## Your task
Collect all lines from the records below that include the word "tahun".

## Supplied records
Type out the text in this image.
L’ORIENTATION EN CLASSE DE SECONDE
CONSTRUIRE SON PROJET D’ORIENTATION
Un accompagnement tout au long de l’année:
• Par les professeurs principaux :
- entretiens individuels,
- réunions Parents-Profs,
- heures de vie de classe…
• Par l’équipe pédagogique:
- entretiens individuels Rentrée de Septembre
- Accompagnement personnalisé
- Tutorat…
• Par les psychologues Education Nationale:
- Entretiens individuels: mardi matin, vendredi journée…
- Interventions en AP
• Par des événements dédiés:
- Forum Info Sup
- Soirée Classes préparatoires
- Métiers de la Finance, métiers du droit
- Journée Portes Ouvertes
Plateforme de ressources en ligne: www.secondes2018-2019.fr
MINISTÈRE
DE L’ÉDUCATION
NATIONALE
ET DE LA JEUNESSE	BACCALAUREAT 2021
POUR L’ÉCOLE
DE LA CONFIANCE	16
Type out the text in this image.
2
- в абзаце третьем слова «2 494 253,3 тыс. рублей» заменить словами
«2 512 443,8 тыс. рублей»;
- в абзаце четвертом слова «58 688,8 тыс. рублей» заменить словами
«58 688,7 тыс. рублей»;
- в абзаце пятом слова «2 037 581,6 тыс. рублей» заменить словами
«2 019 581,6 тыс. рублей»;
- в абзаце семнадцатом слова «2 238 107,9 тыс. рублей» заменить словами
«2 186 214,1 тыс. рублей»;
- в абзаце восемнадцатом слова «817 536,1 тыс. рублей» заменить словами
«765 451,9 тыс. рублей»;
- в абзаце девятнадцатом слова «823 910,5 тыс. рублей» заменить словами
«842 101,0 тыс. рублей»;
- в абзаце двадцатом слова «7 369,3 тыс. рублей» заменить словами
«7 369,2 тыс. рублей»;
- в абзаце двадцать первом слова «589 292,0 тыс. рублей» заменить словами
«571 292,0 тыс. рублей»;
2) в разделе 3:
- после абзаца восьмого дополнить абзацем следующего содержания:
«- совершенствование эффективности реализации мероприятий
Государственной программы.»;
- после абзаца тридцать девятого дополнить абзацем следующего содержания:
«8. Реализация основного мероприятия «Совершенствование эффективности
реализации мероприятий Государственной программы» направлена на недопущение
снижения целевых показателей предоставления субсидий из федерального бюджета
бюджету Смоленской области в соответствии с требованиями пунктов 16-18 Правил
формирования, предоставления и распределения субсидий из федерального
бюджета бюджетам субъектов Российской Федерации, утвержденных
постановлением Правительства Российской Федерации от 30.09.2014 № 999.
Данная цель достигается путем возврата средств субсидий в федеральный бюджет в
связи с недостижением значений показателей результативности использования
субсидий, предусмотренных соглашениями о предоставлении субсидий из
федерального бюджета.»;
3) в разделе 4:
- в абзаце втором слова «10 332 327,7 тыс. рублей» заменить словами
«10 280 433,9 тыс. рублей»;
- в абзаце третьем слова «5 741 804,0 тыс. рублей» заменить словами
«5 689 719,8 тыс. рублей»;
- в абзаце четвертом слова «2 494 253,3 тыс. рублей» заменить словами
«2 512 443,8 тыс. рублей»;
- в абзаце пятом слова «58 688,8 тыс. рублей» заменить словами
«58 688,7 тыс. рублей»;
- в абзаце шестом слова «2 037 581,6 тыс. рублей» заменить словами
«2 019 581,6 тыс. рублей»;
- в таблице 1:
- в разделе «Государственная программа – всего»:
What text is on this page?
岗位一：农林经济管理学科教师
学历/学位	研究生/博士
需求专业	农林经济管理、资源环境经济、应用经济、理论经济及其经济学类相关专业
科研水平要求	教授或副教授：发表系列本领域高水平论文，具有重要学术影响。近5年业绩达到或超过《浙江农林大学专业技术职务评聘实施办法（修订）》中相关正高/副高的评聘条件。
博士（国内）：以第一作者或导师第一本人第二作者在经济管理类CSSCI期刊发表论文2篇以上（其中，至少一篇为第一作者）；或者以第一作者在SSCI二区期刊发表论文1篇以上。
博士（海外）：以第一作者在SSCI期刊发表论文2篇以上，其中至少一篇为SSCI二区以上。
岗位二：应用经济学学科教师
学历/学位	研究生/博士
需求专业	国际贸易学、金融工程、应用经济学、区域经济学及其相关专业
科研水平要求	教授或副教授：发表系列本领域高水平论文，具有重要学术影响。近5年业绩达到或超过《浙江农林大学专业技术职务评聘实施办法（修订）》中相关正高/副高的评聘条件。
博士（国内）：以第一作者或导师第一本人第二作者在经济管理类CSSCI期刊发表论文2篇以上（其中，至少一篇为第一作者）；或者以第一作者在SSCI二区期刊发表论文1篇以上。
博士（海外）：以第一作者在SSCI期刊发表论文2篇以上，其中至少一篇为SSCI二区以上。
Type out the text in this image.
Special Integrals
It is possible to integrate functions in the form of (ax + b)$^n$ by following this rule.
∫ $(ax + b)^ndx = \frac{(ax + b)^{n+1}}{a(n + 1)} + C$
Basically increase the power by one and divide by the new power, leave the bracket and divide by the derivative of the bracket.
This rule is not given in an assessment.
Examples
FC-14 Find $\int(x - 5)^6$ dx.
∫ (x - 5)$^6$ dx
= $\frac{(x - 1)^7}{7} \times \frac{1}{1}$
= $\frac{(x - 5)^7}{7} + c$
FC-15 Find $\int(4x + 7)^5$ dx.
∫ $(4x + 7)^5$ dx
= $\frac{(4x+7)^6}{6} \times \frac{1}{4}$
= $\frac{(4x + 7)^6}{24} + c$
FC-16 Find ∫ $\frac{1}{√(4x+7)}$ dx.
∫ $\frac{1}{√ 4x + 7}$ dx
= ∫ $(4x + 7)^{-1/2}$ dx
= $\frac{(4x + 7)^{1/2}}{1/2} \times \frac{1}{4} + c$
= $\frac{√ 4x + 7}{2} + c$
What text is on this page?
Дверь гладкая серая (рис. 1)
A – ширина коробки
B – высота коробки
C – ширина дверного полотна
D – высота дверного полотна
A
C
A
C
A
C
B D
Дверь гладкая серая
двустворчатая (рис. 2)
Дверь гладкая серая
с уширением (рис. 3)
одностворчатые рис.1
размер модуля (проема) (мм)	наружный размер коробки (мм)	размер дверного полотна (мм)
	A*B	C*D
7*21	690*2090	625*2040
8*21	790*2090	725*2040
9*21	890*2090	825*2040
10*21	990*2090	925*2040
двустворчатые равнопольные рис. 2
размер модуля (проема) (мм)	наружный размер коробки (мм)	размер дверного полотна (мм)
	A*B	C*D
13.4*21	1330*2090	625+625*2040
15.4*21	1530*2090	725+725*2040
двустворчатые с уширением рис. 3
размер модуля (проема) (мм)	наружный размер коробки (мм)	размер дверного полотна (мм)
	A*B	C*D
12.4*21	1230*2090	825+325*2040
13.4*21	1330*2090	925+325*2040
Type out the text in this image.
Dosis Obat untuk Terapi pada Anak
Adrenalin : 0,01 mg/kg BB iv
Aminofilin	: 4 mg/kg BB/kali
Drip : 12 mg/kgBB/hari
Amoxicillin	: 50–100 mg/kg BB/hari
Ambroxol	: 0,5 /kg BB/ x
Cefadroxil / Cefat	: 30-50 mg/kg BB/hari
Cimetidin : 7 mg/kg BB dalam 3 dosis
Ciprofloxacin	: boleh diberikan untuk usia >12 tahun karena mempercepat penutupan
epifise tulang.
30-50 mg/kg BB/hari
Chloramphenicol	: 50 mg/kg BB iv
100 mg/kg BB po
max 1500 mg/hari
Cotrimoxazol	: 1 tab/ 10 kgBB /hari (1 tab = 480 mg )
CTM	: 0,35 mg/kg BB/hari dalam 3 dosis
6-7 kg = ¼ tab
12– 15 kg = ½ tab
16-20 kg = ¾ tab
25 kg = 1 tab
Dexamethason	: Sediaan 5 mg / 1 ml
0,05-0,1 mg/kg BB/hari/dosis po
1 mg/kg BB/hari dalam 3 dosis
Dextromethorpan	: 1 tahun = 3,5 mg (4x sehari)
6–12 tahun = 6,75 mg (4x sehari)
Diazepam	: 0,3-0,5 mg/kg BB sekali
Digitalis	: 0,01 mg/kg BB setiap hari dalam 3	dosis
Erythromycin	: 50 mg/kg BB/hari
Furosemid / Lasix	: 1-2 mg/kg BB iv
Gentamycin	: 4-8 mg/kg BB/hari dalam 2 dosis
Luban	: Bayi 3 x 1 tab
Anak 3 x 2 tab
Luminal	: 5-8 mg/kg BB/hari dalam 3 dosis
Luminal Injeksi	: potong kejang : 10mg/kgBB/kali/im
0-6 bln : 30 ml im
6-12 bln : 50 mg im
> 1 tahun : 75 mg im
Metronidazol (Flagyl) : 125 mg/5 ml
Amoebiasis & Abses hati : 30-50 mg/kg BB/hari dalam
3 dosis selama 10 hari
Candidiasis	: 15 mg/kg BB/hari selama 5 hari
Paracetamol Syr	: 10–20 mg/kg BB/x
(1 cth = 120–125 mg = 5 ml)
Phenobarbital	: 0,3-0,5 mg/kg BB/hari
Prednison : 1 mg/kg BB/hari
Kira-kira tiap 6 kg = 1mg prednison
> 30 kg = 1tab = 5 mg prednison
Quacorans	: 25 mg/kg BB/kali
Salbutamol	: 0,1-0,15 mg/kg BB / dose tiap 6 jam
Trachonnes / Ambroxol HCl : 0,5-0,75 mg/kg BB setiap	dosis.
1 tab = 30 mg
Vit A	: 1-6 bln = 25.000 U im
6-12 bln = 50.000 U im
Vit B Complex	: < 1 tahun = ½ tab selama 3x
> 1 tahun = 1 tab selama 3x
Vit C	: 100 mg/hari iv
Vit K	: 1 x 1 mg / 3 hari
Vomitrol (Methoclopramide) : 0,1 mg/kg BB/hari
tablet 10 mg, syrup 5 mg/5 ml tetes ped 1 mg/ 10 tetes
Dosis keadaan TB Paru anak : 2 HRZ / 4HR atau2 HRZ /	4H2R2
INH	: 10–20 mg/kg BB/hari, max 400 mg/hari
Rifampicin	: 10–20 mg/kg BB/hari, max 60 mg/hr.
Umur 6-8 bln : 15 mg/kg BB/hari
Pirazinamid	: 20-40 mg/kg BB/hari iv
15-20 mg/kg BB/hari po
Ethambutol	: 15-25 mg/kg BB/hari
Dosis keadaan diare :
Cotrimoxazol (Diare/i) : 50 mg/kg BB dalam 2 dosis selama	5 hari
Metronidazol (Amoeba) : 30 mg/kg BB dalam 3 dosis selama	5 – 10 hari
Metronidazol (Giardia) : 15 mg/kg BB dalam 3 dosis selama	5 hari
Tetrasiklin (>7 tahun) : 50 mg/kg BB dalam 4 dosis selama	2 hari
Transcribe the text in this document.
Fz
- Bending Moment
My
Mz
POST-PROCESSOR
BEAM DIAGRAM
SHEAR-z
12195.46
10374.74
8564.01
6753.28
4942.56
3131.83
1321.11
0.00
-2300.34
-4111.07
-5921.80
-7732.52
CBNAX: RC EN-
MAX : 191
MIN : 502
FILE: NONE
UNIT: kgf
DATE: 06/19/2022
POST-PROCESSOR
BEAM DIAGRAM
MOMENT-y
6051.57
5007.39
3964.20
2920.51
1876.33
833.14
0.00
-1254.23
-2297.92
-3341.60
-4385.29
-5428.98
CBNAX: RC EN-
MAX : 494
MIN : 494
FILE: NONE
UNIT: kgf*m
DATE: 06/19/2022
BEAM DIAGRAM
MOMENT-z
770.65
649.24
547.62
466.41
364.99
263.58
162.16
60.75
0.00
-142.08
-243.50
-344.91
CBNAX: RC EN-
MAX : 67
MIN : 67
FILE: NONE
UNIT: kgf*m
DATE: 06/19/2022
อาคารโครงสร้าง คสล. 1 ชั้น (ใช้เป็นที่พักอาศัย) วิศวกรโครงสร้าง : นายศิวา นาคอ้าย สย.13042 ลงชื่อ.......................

## Final result
Ciprofloxacin	: boleh diberikan untuk usia >12 tahun karena mempercepat penutupan
Dextromethorpan	: 1 tahun = 3,5 mg (4x sehari)
6–12 tahun = 6,75 mg (4x sehari)
> 1 tahun : 75 mg im
Vit B Complex	: < 1 tahun = ½ tab selama 3x
> 1 tahun = 1 tab selama 3x
Tetrasiklin (>7 tahun) : 50 mg/kg BB dalam 4 dosis selama	2 hari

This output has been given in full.